The problem.
What follows is a listing to be transcribed exactly.

Structured figure records

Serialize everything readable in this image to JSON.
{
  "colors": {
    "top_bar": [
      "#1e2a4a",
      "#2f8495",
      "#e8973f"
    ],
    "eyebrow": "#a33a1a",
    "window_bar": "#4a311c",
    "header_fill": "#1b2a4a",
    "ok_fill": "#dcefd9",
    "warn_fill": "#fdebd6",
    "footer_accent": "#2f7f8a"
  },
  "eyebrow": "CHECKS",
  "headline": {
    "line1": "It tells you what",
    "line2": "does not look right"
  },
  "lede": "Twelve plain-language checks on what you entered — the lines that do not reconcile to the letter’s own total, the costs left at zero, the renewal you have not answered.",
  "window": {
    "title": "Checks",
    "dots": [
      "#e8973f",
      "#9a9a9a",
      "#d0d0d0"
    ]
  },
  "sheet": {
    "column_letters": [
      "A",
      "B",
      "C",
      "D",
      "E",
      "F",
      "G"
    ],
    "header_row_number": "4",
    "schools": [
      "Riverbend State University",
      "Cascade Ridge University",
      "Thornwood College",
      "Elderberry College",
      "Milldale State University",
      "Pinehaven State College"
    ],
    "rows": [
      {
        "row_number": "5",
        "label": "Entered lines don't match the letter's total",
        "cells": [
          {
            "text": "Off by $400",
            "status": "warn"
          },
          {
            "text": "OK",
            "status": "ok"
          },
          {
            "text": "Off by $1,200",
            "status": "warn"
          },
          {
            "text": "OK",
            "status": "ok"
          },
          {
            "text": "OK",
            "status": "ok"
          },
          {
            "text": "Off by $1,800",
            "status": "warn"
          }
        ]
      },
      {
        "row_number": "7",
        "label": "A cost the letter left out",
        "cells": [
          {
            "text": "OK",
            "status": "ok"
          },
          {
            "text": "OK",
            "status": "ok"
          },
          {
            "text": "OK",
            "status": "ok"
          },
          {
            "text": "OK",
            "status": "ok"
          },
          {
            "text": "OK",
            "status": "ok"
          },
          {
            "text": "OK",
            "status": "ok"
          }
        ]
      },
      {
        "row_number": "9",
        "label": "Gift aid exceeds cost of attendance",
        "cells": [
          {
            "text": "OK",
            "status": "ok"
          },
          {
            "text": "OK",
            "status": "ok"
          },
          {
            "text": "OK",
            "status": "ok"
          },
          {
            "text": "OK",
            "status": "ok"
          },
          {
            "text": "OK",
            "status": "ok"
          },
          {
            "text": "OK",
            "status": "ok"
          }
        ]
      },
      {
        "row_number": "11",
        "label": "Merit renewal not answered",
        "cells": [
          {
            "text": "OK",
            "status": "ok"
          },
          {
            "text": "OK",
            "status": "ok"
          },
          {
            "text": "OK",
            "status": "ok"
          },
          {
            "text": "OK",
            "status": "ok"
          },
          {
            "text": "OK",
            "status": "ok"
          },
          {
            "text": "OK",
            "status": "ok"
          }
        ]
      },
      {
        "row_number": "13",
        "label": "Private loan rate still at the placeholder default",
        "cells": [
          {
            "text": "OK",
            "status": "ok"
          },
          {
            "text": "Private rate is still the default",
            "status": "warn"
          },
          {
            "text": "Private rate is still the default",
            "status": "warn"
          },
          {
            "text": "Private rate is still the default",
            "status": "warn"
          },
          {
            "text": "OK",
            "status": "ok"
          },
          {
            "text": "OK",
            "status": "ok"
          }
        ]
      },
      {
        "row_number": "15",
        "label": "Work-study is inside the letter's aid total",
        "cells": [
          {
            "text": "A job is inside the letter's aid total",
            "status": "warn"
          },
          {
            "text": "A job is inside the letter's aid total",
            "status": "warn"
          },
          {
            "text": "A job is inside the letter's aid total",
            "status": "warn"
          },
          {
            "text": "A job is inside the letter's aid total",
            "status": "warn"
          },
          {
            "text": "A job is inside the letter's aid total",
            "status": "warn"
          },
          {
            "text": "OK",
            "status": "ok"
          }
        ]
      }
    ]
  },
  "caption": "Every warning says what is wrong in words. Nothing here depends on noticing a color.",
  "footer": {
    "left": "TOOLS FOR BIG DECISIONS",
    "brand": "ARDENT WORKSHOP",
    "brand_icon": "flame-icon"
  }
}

Full answer.
Serialize everything readable in this image to JSON.
{
  "colors": {
    "top_bar": [
      "#1e2a4a",
      "#2f8495",
      "#e8973f"
    ],
    "eyebrow": "#a33a1a",
    "window_bar": "#4a311c",
    "header_fill": "#1b2a4a",
    "ok_fill": "#dcefd9",
    "warn_fill": "#fdebd6",
    "footer_accent": "#2f7f8a"
  },
  "eyebrow": "CHECKS",
  "headline": {
    "line1": "It tells you what",
    "line2": "does not look right"
  },
  "lede": "Twelve plain-language checks on what you entered — the lines that do not reconcile to the letter’s own total, the costs left at zero, the renewal you have not answered.",
  "window": {
    "title": "Checks",
    "dots": [
      "#e8973f",
      "#9a9a9a",
      "#d0d0d0"
    ]
  },
  "sheet": {
    "column_letters": [
      "A",
      "B",
      "C",
      "D",
      "E",
      "F",
      "G"
    ],
    "header_row_number": "4",
    "schools": [
      "Riverbend State University",
      "Cascade Ridge University",
      "Thornwood College",
      "Elderberry College",
      "Milldale State University",
      "Pinehaven State College"
    ],
    "rows": [
      {
        "row_number": "5",
        "label": "Entered lines don't match the letter's total",
        "cells": [
          {
            "text": "Off by $400",
            "status": "warn"
          },
          {
            "text": "OK",
            "status": "ok"
          },
          {
            "text": "Off by $1,200",
            "status": "warn"
          },
          {
            "text": "OK",
            "status": "ok"
          },
          {
            "text": "OK",
            "status": "ok"
          },
          {
            "text": "Off by $1,800",
            "status": "warn"
          }
        ]
      },
      {
        "row_number": "7",
        "label": "A cost the letter left out",
        "cells": [
          {
            "text": "OK",
            "status": "ok"
          },
          {
            "text": "OK",
            "status": "ok"
          },
          {
            "text": "OK",
            "status": "ok"
          },
          {
            "text": "OK",
            "status": "ok"
          },
          {
            "text": "OK",
            "status": "ok"
          },
          {
            "text": "OK",
            "status": "ok"
          }
        ]
      },
      {
        "row_number": "9",
        "label": "Gift aid exceeds cost of attendance",
        "cells": [
          {
            "text": "OK",
            "status": "ok"
          },
          {
            "text": "OK",
            "status": "ok"
          },
          {
            "text": "OK",
            "status": "ok"
          },
          {
            "text": "OK",
            "status": "ok"
          },
          {
            "text": "OK",
            "status": "ok"
          },
          {
            "text": "OK",
            "status": "ok"
          }
        ]
      },
      {
        "row_number": "11",
        "label": "Merit renewal not answered",
        "cells": [
          {
            "text": "OK",
            "status": "ok"
          },
          {
            "text": "OK",
            "status": "ok"
          },
          {
            "text": "OK",
            "status": "ok"
          },
          {
            "text": "OK",
            "status": "ok"
          },
          {
            "text": "OK",
            "status": "ok"
          },
          {
            "text": "OK",
            "status": "ok"
          }
        ]
      },
      {
        "row_number": "13",
        "label": "Private loan rate still at the placeholder default",
        "cells": [
          {
            "text": "OK",
            "status": "ok"
          },
          {
            "text": "Private rate is still the default",
            "status": "warn"
          },
          {
            "text": "Private rate is still the default",
            "status": "warn"
          },
          {
            "text": "Private rate is still the default",
            "status": "warn"
          },
          {
            "text": "OK",
            "status": "ok"
          },
          {
            "text": "OK",
            "status": "ok"
          }
        ]
      },
      {
        "row_number": "15",
        "label": "Work-study is inside the letter's aid total",
        "cells": [
          {
            "text": "A job is inside the letter's aid total",
            "status": "warn"
          },
          {
            "text": "A job is inside the letter's aid total",
            "status": "warn"
          },
          {
            "text": "A job is inside the letter's aid total",
            "status": "warn"
          },
          {
            "text": "A job is inside the letter's aid total",
            "status": "warn"
          },
          {
            "text": "A job is inside the letter's aid total",
            "status": "warn"
          },
          {
            "text": "OK",
            "status": "ok"
          }
        ]
      }
    ]
  },
  "caption": "Every warning says what is wrong in words. Nothing here depends on noticing a color.",
  "footer": {
    "left": "TOOLS FOR BIG DECISIONS",
    "brand": "ARDENT WORKSHOP",
    "brand_icon": "flame-icon"
  }
}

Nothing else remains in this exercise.